Exercise task :: Copy every line of the listing exactly.
## begin Records
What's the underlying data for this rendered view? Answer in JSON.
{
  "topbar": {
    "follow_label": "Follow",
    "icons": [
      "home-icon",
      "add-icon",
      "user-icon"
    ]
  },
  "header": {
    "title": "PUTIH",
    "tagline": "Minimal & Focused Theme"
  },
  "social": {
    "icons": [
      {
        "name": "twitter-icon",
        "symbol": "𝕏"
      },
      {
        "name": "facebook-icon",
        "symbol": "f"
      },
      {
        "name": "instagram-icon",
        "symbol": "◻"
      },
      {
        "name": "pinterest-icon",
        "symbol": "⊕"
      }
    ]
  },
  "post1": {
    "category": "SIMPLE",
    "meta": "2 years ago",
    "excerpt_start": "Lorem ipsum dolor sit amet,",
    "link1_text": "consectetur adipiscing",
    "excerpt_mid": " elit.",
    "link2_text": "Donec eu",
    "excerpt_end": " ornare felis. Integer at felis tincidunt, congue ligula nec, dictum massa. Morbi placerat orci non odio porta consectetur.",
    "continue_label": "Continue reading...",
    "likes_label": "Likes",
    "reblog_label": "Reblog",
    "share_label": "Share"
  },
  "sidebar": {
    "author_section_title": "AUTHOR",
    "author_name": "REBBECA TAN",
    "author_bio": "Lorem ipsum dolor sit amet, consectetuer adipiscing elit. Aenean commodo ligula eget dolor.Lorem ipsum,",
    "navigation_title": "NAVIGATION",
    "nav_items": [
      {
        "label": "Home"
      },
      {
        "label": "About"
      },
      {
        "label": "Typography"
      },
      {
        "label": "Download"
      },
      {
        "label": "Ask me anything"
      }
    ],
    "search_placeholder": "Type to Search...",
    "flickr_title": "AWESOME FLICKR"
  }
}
## end Records
Complete answer ::
What's the underlying data for this rendered view? Answer in JSON.
{
  "topbar": {
    "follow_label": "Follow",
    "icons": [
      "home-icon",
      "add-icon",
      "user-icon"
    ]
  },
  "header": {
    "title": "PUTIH",
    "tagline": "Minimal & Focused Theme"
  },
  "social": {
    "icons": [
      {
        "name": "twitter-icon",
        "symbol": "𝕏"
      },
      {
        "name": "facebook-icon",
        "symbol": "f"
      },
      {
        "name": "instagram-icon",
        "symbol": "◻"
      },
      {
        "name": "pinterest-icon",
        "symbol": "⊕"
      }
    ]
  },
  "post1": {
    "category": "SIMPLE",
    "meta": "2 years ago",
    "excerpt_start": "Lorem ipsum dolor sit amet,",
    "link1_text": "consectetur adipiscing",
    "excerpt_mid": " elit.",
    "link2_text": "Donec eu",
    "excerpt_end": " ornare felis. Integer at felis tincidunt, congue ligula nec, dictum massa. Morbi placerat orci non odio porta consectetur.",
    "continue_label": "Continue reading...",
    "likes_label": "Likes",
    "reblog_label": "Reblog",
    "share_label": "Share"
  },
  "sidebar": {
    "author_section_title": "AUTHOR",
    "author_name": "REBBECA TAN",
    "author_bio": "Lorem ipsum dolor sit amet, consectetuer adipiscing elit. Aenean commodo ligula eget dolor.Lorem ipsum,",
    "navigation_title": "NAVIGATION",
    "nav_items": [
      {
        "label": "Home"
      },
      {
        "label": "About"
      },
      {
        "label": "Typography"
      },
      {
        "label": "Download"
      },
      {
        "label": "Ask me anything"
      }
    ],
    "search_placeholder": "Type to Search...",
    "flickr_title": "AWESOME FLICKR"
  }
}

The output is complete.